▸ TASK INSTRUCTIONS
Format the rows as a JSON list of strings, one string per line with blank lines dropped, starting with the line containing "bullet: ・ (58, 715, 95, 756)" and going on through the line containing "stat-value-style-change: 25.7% (368, 383, 643, 505)".

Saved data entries
______

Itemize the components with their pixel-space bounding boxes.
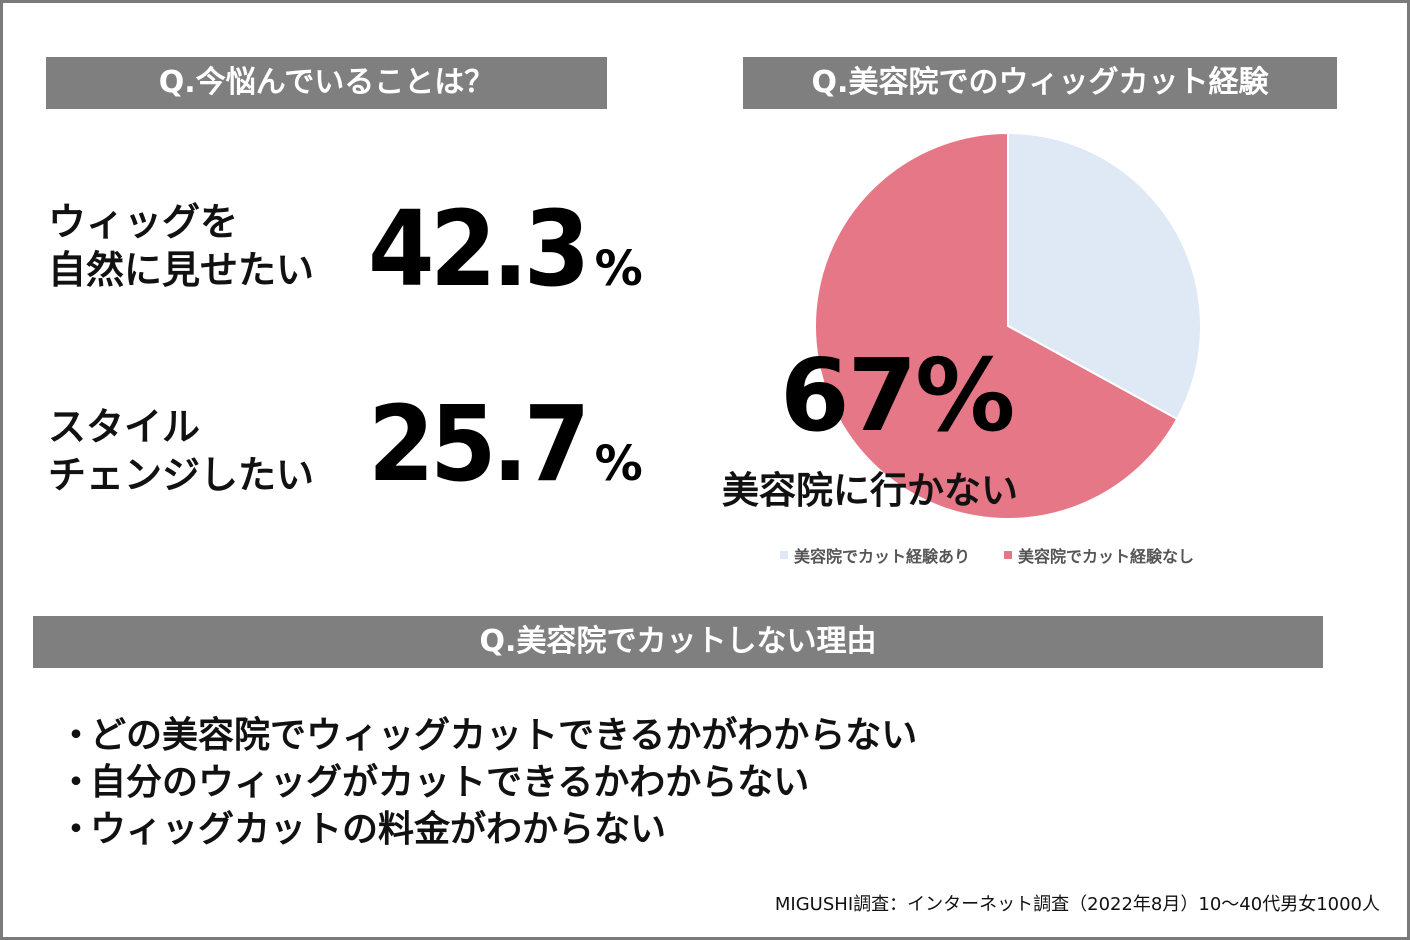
bullet: ・ (58, 715, 95, 756)
stat-label-style-change: スタイル チェンジしたい (48, 403, 314, 499)
stat-number: 42.3 (368, 188, 590, 310)
list-item: ・どの美容院でウィッグカットできるかがわからない (58, 712, 917, 759)
pie-slice-0 (1007, 131, 1202, 421)
stat-label-line: スタイル (48, 405, 201, 449)
reason-text: どの美容院でウィッグカットできるかがわからない (90, 715, 918, 756)
list-item: ・自分のウィッグがカットできるかわからない (58, 759, 917, 806)
bullet: ・ (58, 809, 95, 850)
stat-label-line: チェンジしたい (48, 453, 315, 497)
pie-slice-1 (814, 131, 1179, 520)
bottom-question-banner: Q.美容院でカットしない理由 (33, 616, 1323, 668)
legend-item-experienced: 美容院でカット経験あり (780, 543, 970, 567)
list-item: ・ウィッグカットの料金がわからない (58, 806, 917, 853)
bullet: ・ (58, 762, 95, 803)
stat-value-natural: 42.3% (368, 188, 643, 310)
pie-callout-value: 67% (780, 337, 1015, 454)
stat-label-line: ウィッグを (48, 200, 239, 244)
stat-label-natural: ウィッグを 自然に見せたい (48, 198, 314, 294)
reason-list: ・どの美容院でウィッグカットできるかがわからない ・自分のウィッグがカットできる… (58, 712, 917, 853)
stat-unit: % (594, 436, 643, 492)
legend-swatch (1004, 551, 1013, 559)
pie-callout-label: 美容院に行かない (722, 469, 1018, 512)
stat-unit: % (594, 241, 643, 297)
stat-number: 25.7 (368, 383, 590, 505)
stat-label-line: 自然に見せたい (48, 248, 315, 292)
legend-item-not-experienced: 美容院でカット経験なし (1004, 543, 1194, 567)
right-question-banner: Q.美容院でのウィッグカット経験 (743, 57, 1337, 109)
source-note: MIGUSHI調査：インターネット調査（2022年8月）10〜40代男女1000… (774, 894, 1380, 915)
legend-swatch (780, 551, 788, 559)
legend-label: 美容院でカット経験なし (1018, 547, 1195, 566)
pie-legend: 美容院でカット経験あり 美容院でカット経験なし (780, 543, 1194, 567)
legend-label: 美容院でカット経験あり (794, 547, 971, 566)
left-question-banner: Q.今悩んでいることは？ (46, 57, 607, 109)
reason-text: ウィッグカットの料金がわからない (90, 809, 667, 850)
stat-value-style-change: 25.7% (368, 383, 643, 505)
reason-text: 自分のウィッグがカットできるかわからない (90, 762, 810, 803)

______

▸ ANSWER FOR THIS EXERCISE
[
  "bullet: ・ (58, 715, 95, 756)",
  "stat-label-style-change: スタイル チェンジしたい (48, 403, 314, 499)",
  "stat-number: 42.3 (368, 188, 590, 310)",
  "list-item: ・どの美容院でウィッグカットできるかがわからない (58, 712, 917, 759)",
  "pie-slice-0 (1007, 131, 1202, 421)",
  "stat-label-line: スタイル (48, 405, 201, 449)",
  "reason-text: どの美容院でウィッグカットできるかがわからない (90, 715, 918, 756)",
  "list-item: ・自分のウィッグがカットできるかわからない (58, 759, 917, 806)",
  "bullet: ・ (58, 809, 95, 850)",
  "stat-label-line: チェンジしたい (48, 453, 315, 497)",
  "pie-slice-1 (814, 131, 1179, 520)",
  "bottom-question-banner: Q.美容院でカットしない理由 (33, 616, 1323, 668)",
  "legend-item-experienced: 美容院でカット経験あり (780, 543, 970, 567)",
  "list-item: ・ウィッグカットの料金がわからない (58, 806, 917, 853)",
  "bullet: ・ (58, 762, 95, 803)",
  "stat-value-natural: 42.3% (368, 188, 643, 310)",
  "pie-callout-value: 67% (780, 337, 1015, 454)",
  "stat-label-line: ウィッグを (48, 200, 239, 244)",
  "stat-label-natural: ウィッグを 自然に見せたい (48, 198, 314, 294)",
  "reason-list: ・どの美容院でウィッグカットできるかがわからない ・自分のウィッグがカットできる… (58, 712, 917, 853)",
  "stat-unit: % (594, 436, 643, 492)",
  "legend-swatch (1004, 551, 1013, 559)",
  "pie-callout-label: 美容院に行かない (722, 469, 1018, 512)",
  "stat-unit: % (594, 241, 643, 297)",
  "stat-number: 25.7 (368, 383, 590, 505)",
  "stat-label-line: 自然に見せたい (48, 248, 315, 292)",
  "legend-item-not-experienced: 美容院でカット経験なし (1004, 543, 1194, 567)",
  "right-question-banner: Q.美容院でのウィッグカット経験 (743, 57, 1337, 109)",
  "source-note: MIGUSHI調査：インターネット調査（2022年8月）10〜40代男女1000… (774, 894, 1380, 915)",
  "legend-swatch (780, 551, 788, 559)",
  "legend-label: 美容院でカット経験なし (1018, 547, 1195, 566)",
  "pie-legend: 美容院でカット経験あり 美容院でカット経験なし (780, 543, 1194, 567)",
  "legend-label: 美容院でカット経験あり (794, 547, 971, 566)",
  "left-question-banner: Q.今悩んでいることは？ (46, 57, 607, 109)",
  "reason-text: ウィッグカットの料金がわからない (90, 809, 667, 850)",
  "stat-value-style-change: 25.7% (368, 383, 643, 505)"
]